§ **Exercise**
Find each line containing the string "JSON". Copy it.

==================================================

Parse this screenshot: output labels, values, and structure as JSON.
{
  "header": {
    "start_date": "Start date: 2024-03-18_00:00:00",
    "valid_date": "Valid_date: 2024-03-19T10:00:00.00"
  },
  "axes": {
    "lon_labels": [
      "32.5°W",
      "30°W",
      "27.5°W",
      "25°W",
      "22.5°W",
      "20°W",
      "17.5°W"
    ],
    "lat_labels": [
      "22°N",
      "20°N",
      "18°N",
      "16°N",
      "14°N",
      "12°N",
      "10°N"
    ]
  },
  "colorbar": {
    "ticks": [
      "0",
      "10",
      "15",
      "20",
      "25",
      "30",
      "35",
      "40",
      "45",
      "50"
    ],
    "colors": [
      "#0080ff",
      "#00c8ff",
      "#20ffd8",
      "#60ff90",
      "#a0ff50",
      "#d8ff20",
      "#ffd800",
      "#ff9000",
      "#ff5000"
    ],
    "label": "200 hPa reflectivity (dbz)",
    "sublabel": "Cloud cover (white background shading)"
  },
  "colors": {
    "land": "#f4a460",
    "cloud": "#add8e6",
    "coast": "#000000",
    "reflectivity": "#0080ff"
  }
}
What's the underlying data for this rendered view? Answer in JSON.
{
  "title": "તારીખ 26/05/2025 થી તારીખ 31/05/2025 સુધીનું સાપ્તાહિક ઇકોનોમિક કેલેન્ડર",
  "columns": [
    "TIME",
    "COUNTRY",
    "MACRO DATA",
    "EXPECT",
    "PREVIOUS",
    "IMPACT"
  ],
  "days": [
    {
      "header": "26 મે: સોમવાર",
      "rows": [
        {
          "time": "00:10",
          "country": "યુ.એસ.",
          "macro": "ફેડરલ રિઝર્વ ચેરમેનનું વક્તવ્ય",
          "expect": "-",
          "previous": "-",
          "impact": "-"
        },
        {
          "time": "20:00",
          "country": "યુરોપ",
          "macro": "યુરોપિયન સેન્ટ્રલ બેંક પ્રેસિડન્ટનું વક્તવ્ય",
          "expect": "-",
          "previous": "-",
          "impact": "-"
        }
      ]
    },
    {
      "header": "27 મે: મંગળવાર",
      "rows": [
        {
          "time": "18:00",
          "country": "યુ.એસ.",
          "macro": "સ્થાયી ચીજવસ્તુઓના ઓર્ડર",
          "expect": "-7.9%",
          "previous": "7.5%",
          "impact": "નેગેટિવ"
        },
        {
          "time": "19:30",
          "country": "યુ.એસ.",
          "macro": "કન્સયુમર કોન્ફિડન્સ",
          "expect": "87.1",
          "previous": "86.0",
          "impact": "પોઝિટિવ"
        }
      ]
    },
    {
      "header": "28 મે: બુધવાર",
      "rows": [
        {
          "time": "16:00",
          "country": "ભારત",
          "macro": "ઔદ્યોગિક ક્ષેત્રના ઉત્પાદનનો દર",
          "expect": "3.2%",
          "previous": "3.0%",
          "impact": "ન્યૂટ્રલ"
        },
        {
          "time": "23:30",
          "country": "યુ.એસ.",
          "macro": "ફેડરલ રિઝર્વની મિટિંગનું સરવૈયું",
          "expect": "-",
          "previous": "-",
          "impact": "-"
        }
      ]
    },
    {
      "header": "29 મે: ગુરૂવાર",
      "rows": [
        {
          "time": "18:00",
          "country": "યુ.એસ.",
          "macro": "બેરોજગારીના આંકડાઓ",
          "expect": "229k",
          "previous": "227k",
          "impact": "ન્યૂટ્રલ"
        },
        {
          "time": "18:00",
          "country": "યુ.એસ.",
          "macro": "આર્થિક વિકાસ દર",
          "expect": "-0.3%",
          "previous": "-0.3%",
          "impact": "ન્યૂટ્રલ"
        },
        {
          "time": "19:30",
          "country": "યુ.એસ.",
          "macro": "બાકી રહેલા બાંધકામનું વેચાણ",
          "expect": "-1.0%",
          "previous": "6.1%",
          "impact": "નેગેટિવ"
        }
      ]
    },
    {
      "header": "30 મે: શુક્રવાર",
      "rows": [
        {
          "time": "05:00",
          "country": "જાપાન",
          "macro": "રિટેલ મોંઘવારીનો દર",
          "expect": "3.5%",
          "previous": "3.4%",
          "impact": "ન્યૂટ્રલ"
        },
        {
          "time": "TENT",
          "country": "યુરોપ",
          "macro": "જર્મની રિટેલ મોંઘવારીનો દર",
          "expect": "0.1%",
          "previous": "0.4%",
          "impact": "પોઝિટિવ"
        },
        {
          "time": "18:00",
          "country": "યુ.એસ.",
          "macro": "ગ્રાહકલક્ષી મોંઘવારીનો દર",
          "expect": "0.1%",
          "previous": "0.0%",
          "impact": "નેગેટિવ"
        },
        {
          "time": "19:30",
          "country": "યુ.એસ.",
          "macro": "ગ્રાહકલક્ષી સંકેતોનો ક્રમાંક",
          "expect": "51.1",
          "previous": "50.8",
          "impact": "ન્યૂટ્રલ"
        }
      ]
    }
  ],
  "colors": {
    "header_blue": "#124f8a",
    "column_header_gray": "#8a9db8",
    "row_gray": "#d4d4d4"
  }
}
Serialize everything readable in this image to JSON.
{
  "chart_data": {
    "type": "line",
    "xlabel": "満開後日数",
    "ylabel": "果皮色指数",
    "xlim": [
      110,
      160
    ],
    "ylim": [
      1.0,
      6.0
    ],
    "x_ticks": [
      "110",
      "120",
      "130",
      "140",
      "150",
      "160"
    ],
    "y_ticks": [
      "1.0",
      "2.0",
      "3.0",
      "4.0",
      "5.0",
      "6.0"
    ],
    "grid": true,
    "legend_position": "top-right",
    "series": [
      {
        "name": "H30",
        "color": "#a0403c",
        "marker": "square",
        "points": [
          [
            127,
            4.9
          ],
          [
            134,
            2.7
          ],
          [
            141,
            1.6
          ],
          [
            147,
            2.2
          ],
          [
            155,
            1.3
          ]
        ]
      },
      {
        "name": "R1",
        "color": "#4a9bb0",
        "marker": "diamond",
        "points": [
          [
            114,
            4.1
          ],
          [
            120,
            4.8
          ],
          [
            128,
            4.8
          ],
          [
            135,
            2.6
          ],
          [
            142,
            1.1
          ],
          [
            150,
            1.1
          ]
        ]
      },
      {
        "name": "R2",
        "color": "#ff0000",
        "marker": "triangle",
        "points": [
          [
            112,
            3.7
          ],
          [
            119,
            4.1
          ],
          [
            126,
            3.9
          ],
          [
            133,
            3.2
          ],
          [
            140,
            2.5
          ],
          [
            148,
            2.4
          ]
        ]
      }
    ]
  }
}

==================================================

§ **Correct output**
Parse this screenshot: output labels, values, and structure as JSON.
What's the underlying data for this rendered view? Answer in JSON.
Serialize everything readable in this image to JSON.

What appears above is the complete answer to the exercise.